[Extracted data entries]
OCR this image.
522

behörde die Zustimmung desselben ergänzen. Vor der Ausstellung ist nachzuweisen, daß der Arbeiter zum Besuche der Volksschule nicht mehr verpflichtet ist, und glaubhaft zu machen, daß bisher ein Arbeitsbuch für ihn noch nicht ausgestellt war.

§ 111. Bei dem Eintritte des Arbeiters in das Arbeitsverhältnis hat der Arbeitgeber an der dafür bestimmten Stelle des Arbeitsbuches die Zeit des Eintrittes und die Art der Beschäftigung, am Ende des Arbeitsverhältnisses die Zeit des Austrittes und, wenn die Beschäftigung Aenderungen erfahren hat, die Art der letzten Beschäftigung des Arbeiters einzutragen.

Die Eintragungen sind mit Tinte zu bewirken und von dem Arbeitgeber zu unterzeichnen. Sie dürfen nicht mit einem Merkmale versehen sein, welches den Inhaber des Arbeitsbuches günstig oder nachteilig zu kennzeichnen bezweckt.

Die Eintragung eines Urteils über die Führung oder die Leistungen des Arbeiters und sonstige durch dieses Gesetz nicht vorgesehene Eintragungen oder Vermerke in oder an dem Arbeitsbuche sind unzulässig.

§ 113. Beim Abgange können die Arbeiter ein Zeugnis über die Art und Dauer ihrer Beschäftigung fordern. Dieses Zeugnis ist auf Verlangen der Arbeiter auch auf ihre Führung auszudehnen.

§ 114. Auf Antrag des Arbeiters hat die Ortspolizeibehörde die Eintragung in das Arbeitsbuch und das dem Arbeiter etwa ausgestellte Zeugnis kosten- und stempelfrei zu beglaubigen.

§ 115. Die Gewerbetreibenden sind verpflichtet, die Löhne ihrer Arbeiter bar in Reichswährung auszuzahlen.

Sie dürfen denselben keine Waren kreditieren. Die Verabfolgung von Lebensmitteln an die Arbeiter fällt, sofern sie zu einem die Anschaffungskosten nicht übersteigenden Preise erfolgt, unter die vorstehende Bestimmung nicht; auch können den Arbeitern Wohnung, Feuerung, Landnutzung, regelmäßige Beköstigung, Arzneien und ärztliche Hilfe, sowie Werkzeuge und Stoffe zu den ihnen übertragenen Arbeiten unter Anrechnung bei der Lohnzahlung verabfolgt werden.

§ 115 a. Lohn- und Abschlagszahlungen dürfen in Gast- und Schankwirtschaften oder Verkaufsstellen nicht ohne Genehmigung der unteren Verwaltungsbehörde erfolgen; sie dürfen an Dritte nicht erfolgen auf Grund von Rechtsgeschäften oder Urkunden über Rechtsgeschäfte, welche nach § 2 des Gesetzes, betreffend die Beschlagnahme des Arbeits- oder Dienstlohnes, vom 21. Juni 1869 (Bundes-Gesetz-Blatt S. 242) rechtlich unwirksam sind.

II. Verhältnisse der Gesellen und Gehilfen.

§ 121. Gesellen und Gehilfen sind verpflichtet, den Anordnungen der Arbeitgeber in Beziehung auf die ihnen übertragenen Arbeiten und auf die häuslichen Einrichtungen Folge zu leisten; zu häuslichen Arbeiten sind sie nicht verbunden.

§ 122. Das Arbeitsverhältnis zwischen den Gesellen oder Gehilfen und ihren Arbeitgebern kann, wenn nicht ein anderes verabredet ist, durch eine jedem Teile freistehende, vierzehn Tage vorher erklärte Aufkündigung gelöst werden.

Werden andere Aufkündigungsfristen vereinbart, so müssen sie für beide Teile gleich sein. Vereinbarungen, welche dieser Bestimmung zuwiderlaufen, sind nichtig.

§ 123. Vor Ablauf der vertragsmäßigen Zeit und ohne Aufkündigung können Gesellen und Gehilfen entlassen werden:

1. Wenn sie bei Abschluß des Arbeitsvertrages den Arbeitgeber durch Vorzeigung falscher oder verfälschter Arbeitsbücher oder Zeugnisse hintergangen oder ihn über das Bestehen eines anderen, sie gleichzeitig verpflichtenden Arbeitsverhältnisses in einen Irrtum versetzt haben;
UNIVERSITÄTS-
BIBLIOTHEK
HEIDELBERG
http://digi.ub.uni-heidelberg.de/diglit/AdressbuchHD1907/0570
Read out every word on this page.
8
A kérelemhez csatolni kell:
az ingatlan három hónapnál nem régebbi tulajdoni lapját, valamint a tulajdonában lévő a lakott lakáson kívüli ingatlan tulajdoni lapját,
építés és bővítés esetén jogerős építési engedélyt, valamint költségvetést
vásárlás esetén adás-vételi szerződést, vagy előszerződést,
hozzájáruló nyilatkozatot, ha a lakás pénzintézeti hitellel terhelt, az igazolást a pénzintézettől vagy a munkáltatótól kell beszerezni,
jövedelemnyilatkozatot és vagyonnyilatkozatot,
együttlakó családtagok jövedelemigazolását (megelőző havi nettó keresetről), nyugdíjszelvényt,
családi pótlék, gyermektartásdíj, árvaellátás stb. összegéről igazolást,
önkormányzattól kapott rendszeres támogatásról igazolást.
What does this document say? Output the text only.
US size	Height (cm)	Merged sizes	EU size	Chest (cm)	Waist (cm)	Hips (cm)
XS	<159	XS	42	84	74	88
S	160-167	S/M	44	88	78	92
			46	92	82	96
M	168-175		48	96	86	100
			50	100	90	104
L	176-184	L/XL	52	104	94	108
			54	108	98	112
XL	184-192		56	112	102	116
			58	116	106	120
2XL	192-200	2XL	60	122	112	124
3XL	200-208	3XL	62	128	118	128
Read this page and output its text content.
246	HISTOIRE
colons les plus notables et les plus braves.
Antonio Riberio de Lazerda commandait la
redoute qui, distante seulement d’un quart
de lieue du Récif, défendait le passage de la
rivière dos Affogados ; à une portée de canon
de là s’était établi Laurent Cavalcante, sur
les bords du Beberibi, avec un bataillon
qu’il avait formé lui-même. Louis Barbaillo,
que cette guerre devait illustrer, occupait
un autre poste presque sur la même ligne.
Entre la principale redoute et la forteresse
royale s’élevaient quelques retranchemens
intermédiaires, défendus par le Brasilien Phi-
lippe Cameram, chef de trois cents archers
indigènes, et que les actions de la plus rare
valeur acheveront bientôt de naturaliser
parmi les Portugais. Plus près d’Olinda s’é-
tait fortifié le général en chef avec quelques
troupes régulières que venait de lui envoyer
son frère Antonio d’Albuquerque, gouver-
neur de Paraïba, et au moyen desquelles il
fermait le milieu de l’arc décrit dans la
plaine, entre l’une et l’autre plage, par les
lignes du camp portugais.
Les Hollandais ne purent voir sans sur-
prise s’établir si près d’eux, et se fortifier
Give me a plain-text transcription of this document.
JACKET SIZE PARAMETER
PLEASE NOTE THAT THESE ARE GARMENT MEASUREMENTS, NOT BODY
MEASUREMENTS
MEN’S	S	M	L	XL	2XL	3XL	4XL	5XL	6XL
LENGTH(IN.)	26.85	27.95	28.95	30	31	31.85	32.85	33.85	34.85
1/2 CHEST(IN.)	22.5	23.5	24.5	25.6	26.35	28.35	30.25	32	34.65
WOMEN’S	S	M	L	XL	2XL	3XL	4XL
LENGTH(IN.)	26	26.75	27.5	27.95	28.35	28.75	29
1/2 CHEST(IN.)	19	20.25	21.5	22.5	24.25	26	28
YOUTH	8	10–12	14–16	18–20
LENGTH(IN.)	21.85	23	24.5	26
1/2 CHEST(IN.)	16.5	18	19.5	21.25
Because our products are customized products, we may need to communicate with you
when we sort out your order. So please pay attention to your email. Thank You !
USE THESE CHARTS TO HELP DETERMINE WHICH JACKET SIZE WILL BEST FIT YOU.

Set exercise
Every record should be given again exactly.

The solution
OCR this image.
522

behörde die Zustimmung desselben ergänzen. Vor der Ausstellung ist nachzuweisen, daß der Arbeiter zum Besuche der Volksschule nicht mehr verpflichtet ist, und glaubhaft zu machen, daß bisher ein Arbeitsbuch für ihn noch nicht ausgestellt war.

§ 111. Bei dem Eintritte des Arbeiters in das Arbeitsverhältnis hat der Arbeitgeber an der dafür bestimmten Stelle des Arbeitsbuches die Zeit des Eintrittes und die Art der Beschäftigung, am Ende des Arbeitsverhältnisses die Zeit des Austrittes und, wenn die Beschäftigung Aenderungen erfahren hat, die Art der letzten Beschäftigung des Arbeiters einzutragen.

Die Eintragungen sind mit Tinte zu bewirken und von dem Arbeitgeber zu unterzeichnen. Sie dürfen nicht mit einem Merkmale versehen sein, welches den Inhaber des Arbeitsbuches günstig oder nachteilig zu kennzeichnen bezweckt.

Die Eintragung eines Urteils über die Führung oder die Leistungen des Arbeiters und sonstige durch dieses Gesetz nicht vorgesehene Eintragungen oder Vermerke in oder an dem Arbeitsbuche sind unzulässig.

§ 113. Beim Abgange können die Arbeiter ein Zeugnis über die Art und Dauer ihrer Beschäftigung fordern. Dieses Zeugnis ist auf Verlangen der Arbeiter auch auf ihre Führung auszudehnen.

§ 114. Auf Antrag des Arbeiters hat die Ortspolizeibehörde die Eintragung in das Arbeitsbuch und das dem Arbeiter etwa ausgestellte Zeugnis kosten- und stempelfrei zu beglaubigen.

§ 115. Die Gewerbetreibenden sind verpflichtet, die Löhne ihrer Arbeiter bar in Reichswährung auszuzahlen.

Sie dürfen denselben keine Waren kreditieren. Die Verabfolgung von Lebensmitteln an die Arbeiter fällt, sofern sie zu einem die Anschaffungskosten nicht übersteigenden Preise erfolgt, unter die vorstehende Bestimmung nicht; auch können den Arbeitern Wohnung, Feuerung, Landnutzung, regelmäßige Beköstigung, Arzneien und ärztliche Hilfe, sowie Werkzeuge und Stoffe zu den ihnen übertragenen Arbeiten unter Anrechnung bei der Lohnzahlung verabfolgt werden.

§ 115 a. Lohn- und Abschlagszahlungen dürfen in Gast- und Schankwirtschaften oder Verkaufsstellen nicht ohne Genehmigung der unteren Verwaltungsbehörde erfolgen; sie dürfen an Dritte nicht erfolgen auf Grund von Rechtsgeschäften oder Urkunden über Rechtsgeschäfte, welche nach § 2 des Gesetzes, betreffend die Beschlagnahme des Arbeits- oder Dienstlohnes, vom 21. Juni 1869 (Bundes-Gesetz-Blatt S. 242) rechtlich unwirksam sind.

II. Verhältnisse der Gesellen und Gehilfen.

§ 121. Gesellen und Gehilfen sind verpflichtet, den Anordnungen der Arbeitgeber in Beziehung auf die ihnen übertragenen Arbeiten und auf die häuslichen Einrichtungen Folge zu leisten; zu häuslichen Arbeiten sind sie nicht verbunden.

§ 122. Das Arbeitsverhältnis zwischen den Gesellen oder Gehilfen und ihren Arbeitgebern kann, wenn nicht ein anderes verabredet ist, durch eine jedem Teile freistehende, vierzehn Tage vorher erklärte Aufkündigung gelöst werden.

Werden andere Aufkündigungsfristen vereinbart, so müssen sie für beide Teile gleich sein. Vereinbarungen, welche dieser Bestimmung zuwiderlaufen, sind nichtig.

§ 123. Vor Ablauf der vertragsmäßigen Zeit und ohne Aufkündigung können Gesellen und Gehilfen entlassen werden:

1. Wenn sie bei Abschluß des Arbeitsvertrages den Arbeitgeber durch Vorzeigung falscher oder verfälschter Arbeitsbücher oder Zeugnisse hintergangen oder ihn über das Bestehen eines anderen, sie gleichzeitig verpflichtenden Arbeitsverhältnisses in einen Irrtum versetzt haben;
UNIVERSITÄTS-
BIBLIOTHEK
HEIDELBERG
http://digi.ub.uni-heidelberg.de/diglit/AdressbuchHD1907/0570
Read out every word on this page.
8
A kérelemhez csatolni kell:
az ingatlan három hónapnál nem régebbi tulajdoni lapját, valamint a tulajdonában lévő a lakott lakáson kívüli ingatlan tulajdoni lapját,
építés és bővítés esetén jogerős építési engedélyt, valamint költségvetést
vásárlás esetén adás-vételi szerződést, vagy előszerződést,
hozzájáruló nyilatkozatot, ha a lakás pénzintézeti hitellel terhelt, az igazolást a pénzintézettől vagy a munkáltatótól kell beszerezni,
jövedelemnyilatkozatot és vagyonnyilatkozatot,
együttlakó családtagok jövedelemigazolását (megelőző havi nettó keresetről), nyugdíjszelvényt,
családi pótlék, gyermektartásdíj, árvaellátás stb. összegéről igazolást,
önkormányzattól kapott rendszeres támogatásról igazolást.
What does this document say? Output the text only.
US size	Height (cm)	Merged sizes	EU size	Chest (cm)	Waist (cm)	Hips (cm)
XS	<159	XS	42	84	74	88
S	160-167	S/M	44	88	78	92
			46	92	82	96
M	168-175		48	96	86	100
			50	100	90	104
L	176-184	L/XL	52	104	94	108
			54	108	98	112
XL	184-192		56	112	102	116
			58	116	106	120
2XL	192-200	2XL	60	122	112	124
3XL	200-208	3XL	62	128	118	128
Read this page and output its text content.
246	HISTOIRE
colons les plus notables et les plus braves.
Antonio Riberio de Lazerda commandait la
redoute qui, distante seulement d’un quart
de lieue du Récif, défendait le passage de la
rivière dos Affogados ; à une portée de canon
de là s’était établi Laurent Cavalcante, sur
les bords du Beberibi, avec un bataillon
qu’il avait formé lui-même. Louis Barbaillo,
que cette guerre devait illustrer, occupait
un autre poste presque sur la même ligne.
Entre la principale redoute et la forteresse
royale s’élevaient quelques retranchemens
intermédiaires, défendus par le Brasilien Phi-
lippe Cameram, chef de trois cents archers
indigènes, et que les actions de la plus rare
valeur acheveront bientôt de naturaliser
parmi les Portugais. Plus près d’Olinda s’é-
tait fortifié le général en chef avec quelques
troupes régulières que venait de lui envoyer
son frère Antonio d’Albuquerque, gouver-
neur de Paraïba, et au moyen desquelles il
fermait le milieu de l’arc décrit dans la
plaine, entre l’une et l’autre plage, par les
lignes du camp portugais.
Les Hollandais ne purent voir sans sur-
prise s’établir si près d’eux, et se fortifier
Give me a plain-text transcription of this document.
JACKET SIZE PARAMETER
PLEASE NOTE THAT THESE ARE GARMENT MEASUREMENTS, NOT BODY
MEASUREMENTS
MEN’S	S	M	L	XL	2XL	3XL	4XL	5XL	6XL
LENGTH(IN.)	26.85	27.95	28.95	30	31	31.85	32.85	33.85	34.85
1/2 CHEST(IN.)	22.5	23.5	24.5	25.6	26.35	28.35	30.25	32	34.65
WOMEN’S	S	M	L	XL	2XL	3XL	4XL
LENGTH(IN.)	26	26.75	27.5	27.95	28.35	28.75	29
1/2 CHEST(IN.)	19	20.25	21.5	22.5	24.25	26	28
YOUTH	8	10–12	14–16	18–20
LENGTH(IN.)	21.85	23	24.5	26
1/2 CHEST(IN.)	16.5	18	19.5	21.25
Because our products are customized products, we may need to communicate with you
when we sort out your order. So please pay attention to your email. Thank You !
USE THESE CHARTS TO HELP DETERMINE WHICH JACKET SIZE WILL BEST FIT YOU.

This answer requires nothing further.